■ TASK PROMPT ■
Identify all lines in the data containing the string "Please". Copy them out.

Records
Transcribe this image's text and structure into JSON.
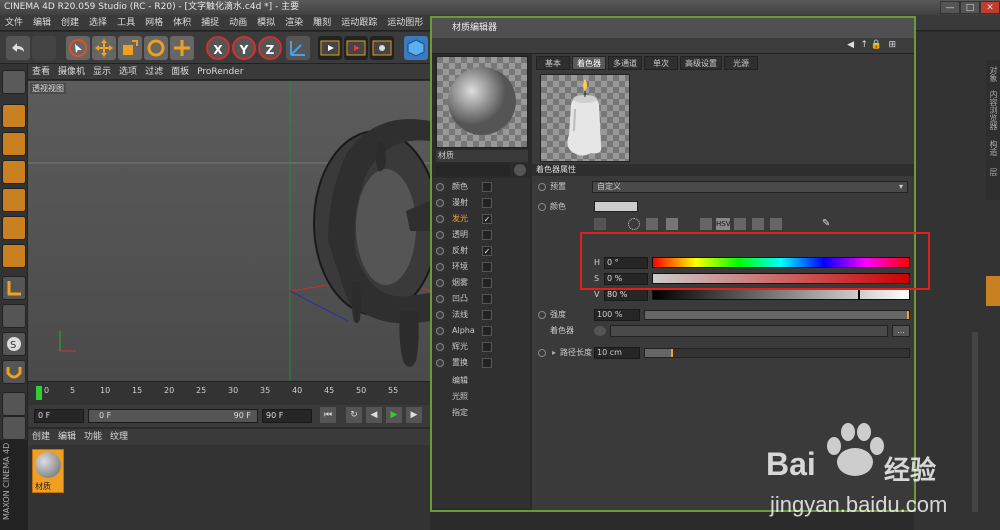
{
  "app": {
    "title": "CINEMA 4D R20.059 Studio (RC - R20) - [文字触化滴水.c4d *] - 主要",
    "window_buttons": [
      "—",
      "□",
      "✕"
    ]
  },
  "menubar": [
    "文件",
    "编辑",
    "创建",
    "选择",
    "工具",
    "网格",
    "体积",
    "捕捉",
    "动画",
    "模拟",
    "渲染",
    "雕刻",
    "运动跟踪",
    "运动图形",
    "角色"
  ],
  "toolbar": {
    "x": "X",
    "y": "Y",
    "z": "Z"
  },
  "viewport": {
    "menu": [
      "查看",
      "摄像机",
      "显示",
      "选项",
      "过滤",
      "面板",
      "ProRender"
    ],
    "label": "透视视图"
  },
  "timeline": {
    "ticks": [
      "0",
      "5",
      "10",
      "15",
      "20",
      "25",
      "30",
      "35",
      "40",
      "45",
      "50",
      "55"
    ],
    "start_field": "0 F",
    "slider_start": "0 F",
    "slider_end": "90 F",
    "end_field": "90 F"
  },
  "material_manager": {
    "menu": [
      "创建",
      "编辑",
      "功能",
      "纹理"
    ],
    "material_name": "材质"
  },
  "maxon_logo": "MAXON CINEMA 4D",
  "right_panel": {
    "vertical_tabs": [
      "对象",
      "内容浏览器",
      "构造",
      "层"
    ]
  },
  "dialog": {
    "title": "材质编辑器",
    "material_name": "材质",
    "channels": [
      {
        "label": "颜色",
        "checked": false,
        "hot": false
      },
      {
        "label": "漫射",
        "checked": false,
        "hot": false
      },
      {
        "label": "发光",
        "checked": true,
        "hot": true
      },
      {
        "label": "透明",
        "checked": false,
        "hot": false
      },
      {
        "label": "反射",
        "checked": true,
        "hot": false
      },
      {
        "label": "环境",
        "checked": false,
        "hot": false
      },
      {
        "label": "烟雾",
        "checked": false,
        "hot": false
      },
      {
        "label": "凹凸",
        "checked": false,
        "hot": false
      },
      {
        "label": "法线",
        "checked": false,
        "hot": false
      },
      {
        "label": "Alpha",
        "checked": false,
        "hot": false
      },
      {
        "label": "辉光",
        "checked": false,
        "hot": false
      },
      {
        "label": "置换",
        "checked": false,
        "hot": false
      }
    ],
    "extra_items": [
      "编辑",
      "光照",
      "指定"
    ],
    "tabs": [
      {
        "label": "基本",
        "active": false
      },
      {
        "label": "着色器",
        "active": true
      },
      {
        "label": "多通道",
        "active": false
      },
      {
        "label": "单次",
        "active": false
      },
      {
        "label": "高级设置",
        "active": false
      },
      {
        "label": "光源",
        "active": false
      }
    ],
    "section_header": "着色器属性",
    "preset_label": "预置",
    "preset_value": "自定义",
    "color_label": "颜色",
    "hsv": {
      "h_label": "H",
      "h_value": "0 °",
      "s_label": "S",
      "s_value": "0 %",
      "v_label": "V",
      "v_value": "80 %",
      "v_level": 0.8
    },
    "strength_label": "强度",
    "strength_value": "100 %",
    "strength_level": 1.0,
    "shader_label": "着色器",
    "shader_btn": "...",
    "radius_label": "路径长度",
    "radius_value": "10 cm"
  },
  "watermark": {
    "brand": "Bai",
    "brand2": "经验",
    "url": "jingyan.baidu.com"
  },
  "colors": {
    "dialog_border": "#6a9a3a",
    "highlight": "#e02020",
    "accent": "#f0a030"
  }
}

==

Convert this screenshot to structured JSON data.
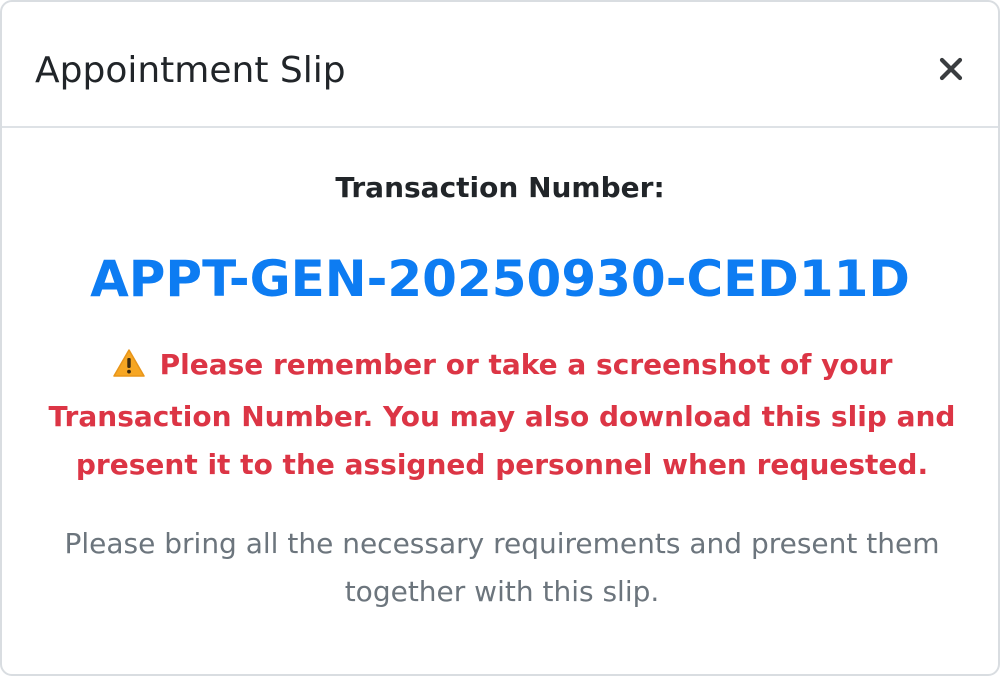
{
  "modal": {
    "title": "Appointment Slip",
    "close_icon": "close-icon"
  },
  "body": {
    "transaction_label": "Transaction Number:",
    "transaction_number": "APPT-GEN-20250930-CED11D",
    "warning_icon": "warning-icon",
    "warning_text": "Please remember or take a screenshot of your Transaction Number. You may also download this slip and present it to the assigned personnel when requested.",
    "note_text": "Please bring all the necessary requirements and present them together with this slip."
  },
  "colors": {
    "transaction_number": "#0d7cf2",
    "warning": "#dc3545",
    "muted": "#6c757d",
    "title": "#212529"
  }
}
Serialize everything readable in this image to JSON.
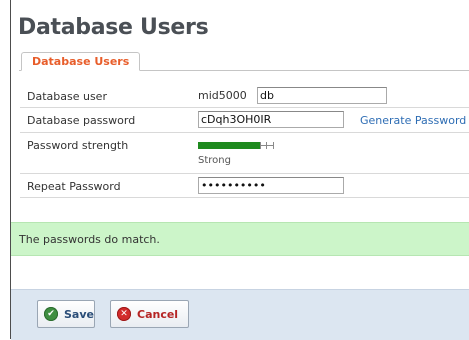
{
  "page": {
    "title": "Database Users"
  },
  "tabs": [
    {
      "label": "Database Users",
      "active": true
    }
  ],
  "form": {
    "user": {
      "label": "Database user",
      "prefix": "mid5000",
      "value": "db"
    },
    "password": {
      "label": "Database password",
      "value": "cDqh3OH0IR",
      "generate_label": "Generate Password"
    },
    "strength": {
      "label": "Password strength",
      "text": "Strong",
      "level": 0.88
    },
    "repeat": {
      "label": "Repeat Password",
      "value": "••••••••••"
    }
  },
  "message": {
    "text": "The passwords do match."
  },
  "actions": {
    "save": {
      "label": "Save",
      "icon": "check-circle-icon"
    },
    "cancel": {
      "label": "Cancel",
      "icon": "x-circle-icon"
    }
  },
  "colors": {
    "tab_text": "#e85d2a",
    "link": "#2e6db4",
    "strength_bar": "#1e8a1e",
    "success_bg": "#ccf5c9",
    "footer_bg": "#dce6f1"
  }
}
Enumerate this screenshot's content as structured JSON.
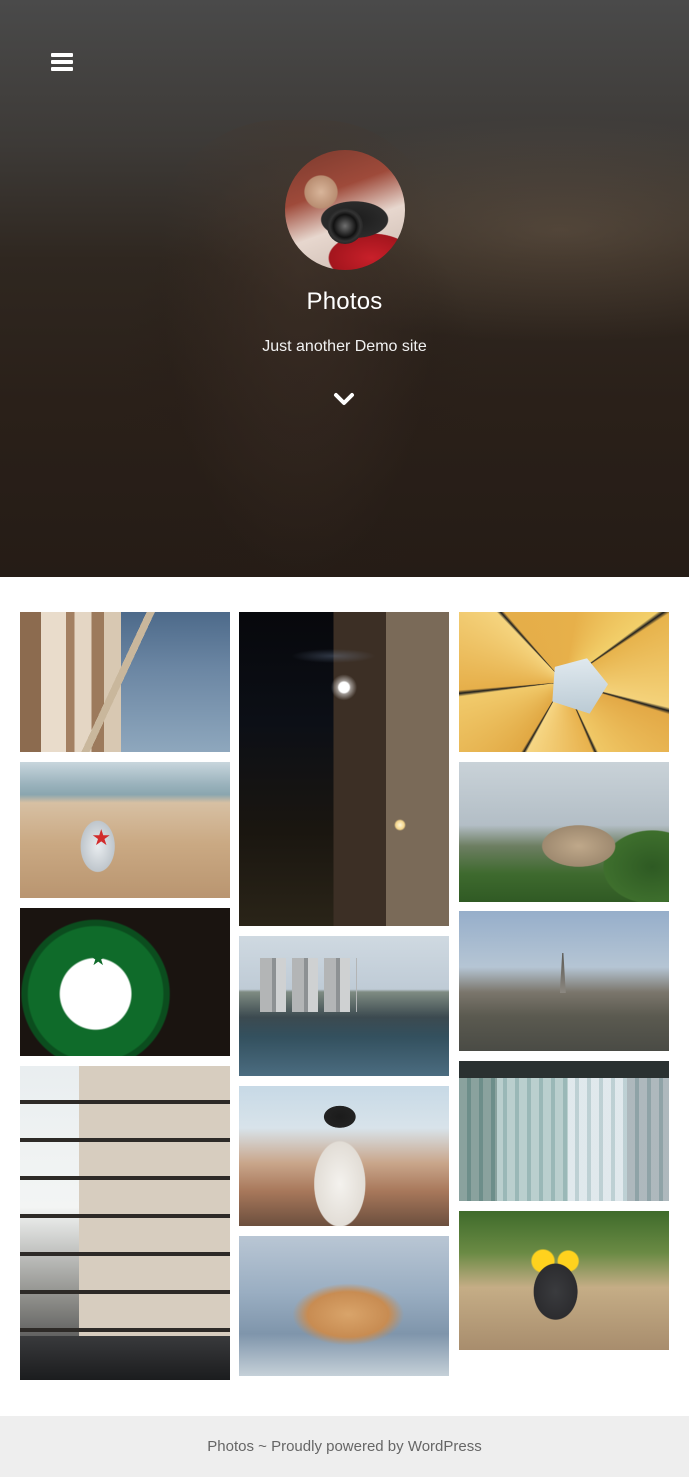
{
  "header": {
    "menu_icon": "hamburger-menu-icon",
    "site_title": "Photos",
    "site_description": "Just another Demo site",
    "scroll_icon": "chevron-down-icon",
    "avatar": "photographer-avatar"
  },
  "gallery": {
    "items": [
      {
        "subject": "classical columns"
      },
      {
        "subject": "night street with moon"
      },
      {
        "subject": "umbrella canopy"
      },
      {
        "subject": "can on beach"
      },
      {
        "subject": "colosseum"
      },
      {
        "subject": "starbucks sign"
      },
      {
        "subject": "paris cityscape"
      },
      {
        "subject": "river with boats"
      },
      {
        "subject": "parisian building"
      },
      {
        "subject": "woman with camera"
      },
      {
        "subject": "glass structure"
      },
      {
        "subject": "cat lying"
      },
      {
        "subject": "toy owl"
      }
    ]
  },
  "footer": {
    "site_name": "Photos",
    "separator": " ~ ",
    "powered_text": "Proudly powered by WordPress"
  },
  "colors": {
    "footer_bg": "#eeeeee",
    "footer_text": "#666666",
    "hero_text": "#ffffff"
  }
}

...

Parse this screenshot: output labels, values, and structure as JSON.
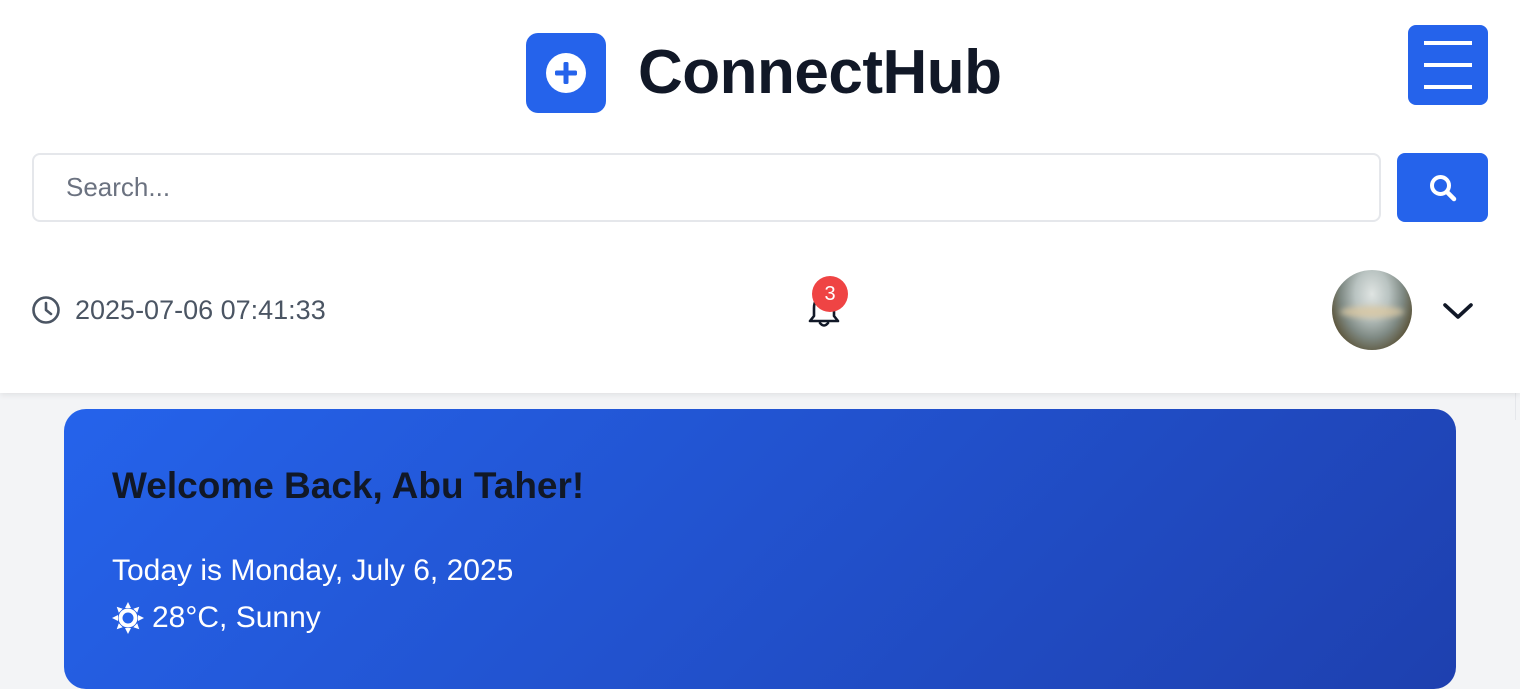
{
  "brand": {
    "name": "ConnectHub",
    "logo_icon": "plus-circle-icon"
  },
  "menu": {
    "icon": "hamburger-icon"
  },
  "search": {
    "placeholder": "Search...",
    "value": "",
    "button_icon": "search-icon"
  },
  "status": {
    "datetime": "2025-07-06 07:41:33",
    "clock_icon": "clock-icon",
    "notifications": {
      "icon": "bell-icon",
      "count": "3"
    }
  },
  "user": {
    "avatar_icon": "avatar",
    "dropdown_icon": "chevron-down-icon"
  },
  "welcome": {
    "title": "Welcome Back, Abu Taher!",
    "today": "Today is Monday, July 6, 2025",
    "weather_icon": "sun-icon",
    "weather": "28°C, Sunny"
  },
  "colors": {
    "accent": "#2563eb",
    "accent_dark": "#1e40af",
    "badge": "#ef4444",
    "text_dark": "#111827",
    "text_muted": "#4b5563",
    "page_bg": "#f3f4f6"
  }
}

■ RESPONSE FOR THIS EXERCISE ■
    "warning_text": "Please remember or take a screenshot of your Transaction Number. You may also download this slip and present it to the assigned personnel when requested.",
    "note_text": "Please bring all the necessary requirements and present them together with this slip."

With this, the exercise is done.